Items from a dataset
>> Start

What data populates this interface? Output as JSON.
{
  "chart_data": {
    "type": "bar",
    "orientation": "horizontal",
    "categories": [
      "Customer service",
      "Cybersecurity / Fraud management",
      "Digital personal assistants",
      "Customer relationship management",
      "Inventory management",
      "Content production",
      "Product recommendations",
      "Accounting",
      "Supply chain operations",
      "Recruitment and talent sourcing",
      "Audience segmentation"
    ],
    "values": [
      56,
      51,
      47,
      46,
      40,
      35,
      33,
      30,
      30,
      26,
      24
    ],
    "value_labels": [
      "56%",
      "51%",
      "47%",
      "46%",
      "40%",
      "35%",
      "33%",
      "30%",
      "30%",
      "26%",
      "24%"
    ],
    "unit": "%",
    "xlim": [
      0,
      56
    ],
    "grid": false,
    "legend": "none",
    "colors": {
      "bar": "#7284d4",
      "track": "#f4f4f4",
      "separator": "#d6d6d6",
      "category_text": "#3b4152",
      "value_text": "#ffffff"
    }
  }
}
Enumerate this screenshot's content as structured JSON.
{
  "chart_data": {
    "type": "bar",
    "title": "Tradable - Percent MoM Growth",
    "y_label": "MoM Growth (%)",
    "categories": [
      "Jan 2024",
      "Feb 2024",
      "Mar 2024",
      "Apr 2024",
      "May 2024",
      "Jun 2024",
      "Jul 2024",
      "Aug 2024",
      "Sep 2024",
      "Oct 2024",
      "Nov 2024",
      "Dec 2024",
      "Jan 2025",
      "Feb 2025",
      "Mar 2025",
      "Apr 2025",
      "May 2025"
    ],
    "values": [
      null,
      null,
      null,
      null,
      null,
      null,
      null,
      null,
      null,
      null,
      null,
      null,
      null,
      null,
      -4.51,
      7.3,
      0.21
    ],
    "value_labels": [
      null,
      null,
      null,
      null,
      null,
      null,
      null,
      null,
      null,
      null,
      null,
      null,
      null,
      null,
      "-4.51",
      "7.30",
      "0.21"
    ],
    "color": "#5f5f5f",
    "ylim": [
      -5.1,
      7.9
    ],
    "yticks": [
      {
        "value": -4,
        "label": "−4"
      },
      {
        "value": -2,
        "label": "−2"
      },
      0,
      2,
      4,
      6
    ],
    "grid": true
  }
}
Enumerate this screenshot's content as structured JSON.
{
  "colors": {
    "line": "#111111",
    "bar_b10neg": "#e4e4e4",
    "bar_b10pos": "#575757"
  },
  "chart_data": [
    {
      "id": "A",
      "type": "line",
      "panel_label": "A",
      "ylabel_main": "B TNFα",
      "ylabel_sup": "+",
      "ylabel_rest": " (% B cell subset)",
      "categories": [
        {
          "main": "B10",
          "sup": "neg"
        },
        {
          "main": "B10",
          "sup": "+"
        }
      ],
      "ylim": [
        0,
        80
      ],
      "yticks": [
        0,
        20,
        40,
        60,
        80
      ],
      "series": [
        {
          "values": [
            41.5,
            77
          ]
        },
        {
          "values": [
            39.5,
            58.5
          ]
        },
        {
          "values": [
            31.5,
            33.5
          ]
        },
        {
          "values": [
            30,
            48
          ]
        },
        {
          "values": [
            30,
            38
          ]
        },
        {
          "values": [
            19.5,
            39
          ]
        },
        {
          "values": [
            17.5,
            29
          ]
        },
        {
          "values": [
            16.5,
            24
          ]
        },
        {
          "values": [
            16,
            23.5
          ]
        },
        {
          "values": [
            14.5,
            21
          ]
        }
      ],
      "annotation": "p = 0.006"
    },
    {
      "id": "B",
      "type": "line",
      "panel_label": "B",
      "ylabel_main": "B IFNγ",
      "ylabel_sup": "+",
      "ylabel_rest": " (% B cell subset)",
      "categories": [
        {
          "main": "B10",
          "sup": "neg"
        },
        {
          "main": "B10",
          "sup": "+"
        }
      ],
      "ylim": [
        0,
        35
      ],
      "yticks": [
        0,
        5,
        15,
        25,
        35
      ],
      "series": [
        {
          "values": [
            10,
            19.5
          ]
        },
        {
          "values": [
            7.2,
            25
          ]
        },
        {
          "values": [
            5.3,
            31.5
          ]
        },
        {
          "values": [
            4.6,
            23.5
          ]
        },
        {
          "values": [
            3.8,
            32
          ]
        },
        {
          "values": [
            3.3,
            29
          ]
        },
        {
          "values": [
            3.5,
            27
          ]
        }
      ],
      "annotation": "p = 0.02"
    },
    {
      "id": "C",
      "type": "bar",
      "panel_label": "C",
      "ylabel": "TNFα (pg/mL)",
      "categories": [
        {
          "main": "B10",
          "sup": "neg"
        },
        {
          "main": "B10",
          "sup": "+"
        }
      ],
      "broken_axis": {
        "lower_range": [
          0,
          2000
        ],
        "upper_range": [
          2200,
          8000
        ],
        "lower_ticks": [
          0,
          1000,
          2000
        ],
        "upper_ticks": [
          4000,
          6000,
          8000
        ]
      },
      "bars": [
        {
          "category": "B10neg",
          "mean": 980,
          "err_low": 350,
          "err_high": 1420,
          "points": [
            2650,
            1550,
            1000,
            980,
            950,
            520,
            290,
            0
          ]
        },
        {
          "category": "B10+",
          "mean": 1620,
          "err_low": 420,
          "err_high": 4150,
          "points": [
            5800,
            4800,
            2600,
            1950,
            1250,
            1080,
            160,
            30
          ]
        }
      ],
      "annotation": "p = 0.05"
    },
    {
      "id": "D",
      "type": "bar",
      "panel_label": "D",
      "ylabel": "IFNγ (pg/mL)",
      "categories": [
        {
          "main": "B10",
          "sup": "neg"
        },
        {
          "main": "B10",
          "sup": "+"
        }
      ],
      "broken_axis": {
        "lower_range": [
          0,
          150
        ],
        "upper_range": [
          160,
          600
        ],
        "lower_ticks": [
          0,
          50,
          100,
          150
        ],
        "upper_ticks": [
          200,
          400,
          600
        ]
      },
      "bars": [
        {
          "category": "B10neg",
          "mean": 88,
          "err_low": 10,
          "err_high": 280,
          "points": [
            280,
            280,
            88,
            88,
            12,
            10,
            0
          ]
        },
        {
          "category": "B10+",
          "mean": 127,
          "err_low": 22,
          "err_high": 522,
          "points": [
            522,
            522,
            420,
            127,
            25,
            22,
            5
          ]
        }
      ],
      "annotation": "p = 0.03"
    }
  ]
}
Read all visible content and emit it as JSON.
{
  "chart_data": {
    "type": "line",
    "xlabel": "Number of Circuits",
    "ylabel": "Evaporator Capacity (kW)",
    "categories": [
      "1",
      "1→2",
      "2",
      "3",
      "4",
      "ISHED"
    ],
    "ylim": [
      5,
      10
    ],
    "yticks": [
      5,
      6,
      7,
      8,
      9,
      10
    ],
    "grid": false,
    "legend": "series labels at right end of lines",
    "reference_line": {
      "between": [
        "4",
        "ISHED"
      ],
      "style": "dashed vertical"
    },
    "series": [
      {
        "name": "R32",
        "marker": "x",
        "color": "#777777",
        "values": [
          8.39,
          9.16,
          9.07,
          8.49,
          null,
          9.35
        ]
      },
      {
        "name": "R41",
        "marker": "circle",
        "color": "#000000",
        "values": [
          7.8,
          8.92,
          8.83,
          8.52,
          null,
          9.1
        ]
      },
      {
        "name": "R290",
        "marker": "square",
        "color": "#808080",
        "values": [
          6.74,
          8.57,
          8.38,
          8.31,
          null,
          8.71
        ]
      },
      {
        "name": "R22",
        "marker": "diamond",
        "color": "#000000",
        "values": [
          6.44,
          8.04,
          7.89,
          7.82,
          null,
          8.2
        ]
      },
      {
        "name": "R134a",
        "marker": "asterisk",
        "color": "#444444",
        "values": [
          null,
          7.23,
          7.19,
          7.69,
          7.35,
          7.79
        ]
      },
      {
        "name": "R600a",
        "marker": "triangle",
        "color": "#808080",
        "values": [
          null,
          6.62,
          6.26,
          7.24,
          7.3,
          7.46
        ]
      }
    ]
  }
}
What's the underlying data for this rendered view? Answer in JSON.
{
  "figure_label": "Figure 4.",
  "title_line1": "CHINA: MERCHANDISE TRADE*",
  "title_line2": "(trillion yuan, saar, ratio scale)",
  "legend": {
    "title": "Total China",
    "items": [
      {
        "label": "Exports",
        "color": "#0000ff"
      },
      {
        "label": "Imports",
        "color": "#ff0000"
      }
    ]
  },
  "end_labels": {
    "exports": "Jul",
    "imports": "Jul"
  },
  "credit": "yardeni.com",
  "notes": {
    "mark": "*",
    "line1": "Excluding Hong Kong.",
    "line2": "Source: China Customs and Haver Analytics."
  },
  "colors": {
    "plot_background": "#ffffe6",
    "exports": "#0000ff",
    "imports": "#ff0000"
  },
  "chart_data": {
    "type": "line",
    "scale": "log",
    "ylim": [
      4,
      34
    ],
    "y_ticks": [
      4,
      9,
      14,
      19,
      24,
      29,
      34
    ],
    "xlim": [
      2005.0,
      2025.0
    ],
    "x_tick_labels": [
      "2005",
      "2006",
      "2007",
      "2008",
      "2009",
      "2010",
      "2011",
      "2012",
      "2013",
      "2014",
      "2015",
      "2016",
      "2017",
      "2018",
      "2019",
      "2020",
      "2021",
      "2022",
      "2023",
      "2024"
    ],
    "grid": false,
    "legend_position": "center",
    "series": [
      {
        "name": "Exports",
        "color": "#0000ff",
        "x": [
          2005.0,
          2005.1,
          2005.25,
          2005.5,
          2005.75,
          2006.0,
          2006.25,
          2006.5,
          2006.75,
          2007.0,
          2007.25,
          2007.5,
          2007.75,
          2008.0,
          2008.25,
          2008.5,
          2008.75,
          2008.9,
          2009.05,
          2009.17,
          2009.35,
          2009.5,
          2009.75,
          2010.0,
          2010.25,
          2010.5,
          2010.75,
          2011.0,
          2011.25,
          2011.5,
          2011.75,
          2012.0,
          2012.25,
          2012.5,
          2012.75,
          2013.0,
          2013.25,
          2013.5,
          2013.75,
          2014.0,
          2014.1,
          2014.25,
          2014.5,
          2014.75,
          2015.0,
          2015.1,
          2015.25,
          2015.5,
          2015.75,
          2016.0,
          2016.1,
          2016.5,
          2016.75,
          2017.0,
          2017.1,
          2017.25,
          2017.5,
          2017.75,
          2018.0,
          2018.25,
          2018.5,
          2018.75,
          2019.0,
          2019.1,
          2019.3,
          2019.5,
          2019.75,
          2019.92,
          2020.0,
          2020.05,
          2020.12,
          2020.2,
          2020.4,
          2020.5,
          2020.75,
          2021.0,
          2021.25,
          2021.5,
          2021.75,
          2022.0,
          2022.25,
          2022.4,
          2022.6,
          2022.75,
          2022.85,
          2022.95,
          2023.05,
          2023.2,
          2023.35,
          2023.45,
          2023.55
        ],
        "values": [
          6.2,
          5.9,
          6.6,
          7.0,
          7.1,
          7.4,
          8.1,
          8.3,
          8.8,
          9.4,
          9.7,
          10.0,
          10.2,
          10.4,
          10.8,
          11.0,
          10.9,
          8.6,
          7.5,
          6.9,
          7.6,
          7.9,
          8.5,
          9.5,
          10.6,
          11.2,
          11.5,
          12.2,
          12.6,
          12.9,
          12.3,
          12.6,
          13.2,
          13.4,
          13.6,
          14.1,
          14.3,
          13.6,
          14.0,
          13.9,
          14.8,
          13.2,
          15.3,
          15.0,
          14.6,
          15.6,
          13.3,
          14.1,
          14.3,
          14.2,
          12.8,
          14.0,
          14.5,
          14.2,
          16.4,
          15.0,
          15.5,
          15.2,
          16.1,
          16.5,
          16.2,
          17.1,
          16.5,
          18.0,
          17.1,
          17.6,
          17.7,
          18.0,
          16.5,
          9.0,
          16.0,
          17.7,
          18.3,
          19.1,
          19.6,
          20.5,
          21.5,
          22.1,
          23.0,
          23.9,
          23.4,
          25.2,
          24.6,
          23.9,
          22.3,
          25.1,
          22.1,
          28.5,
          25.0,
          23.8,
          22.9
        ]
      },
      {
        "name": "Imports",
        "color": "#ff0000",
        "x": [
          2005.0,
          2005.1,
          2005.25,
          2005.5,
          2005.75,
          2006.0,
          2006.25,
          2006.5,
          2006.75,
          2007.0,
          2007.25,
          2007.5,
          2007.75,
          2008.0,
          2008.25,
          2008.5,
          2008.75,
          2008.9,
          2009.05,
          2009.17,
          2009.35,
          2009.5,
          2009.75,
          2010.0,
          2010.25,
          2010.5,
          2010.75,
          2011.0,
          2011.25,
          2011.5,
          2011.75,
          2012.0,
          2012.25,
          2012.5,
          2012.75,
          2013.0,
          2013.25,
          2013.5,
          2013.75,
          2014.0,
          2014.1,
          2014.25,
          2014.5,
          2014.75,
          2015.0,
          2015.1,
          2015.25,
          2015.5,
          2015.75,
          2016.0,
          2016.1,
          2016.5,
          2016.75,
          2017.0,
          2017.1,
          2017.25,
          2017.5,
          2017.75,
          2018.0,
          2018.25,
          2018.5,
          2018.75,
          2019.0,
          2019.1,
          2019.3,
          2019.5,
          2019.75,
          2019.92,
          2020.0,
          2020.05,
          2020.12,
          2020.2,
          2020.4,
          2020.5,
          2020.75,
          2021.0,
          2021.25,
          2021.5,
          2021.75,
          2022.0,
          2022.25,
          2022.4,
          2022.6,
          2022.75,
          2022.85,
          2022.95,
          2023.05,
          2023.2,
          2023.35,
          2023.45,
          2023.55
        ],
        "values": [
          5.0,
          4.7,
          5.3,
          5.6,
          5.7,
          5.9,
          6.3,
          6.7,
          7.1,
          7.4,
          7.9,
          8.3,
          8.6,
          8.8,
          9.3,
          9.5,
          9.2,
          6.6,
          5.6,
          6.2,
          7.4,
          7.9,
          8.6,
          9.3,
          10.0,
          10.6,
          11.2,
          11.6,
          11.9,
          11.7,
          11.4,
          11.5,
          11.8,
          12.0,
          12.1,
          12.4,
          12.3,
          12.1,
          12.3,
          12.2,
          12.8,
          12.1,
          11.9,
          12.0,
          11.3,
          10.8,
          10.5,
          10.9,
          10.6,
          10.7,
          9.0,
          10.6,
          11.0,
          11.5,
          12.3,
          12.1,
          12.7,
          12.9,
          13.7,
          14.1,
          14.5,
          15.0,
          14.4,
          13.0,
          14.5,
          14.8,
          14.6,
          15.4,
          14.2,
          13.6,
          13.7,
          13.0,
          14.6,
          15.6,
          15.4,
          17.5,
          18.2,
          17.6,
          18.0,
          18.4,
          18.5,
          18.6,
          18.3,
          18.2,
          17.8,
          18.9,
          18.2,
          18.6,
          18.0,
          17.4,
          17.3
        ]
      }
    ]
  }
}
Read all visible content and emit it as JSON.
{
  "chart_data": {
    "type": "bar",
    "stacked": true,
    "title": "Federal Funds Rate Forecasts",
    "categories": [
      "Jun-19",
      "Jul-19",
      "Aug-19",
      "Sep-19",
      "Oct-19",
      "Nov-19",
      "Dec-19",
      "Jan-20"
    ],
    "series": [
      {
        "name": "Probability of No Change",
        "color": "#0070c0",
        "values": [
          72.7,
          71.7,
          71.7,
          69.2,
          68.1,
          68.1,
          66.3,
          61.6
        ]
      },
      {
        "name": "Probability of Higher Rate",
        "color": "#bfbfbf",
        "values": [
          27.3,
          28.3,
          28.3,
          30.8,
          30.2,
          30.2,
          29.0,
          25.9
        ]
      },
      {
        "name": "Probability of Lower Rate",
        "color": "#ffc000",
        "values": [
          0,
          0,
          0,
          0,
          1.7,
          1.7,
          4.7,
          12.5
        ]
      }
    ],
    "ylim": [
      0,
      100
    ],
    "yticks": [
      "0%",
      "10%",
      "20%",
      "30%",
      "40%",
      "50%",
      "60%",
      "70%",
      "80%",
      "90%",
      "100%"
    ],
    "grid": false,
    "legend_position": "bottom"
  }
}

>> End

## WHAT NEEDS TO BE DONE:
Write out each line of the data that holds the string "scale".

## EXERCISE RESPONSE:
  "title_line2": "(trillion yuan, saar, ratio scale)",
    "scale": "log",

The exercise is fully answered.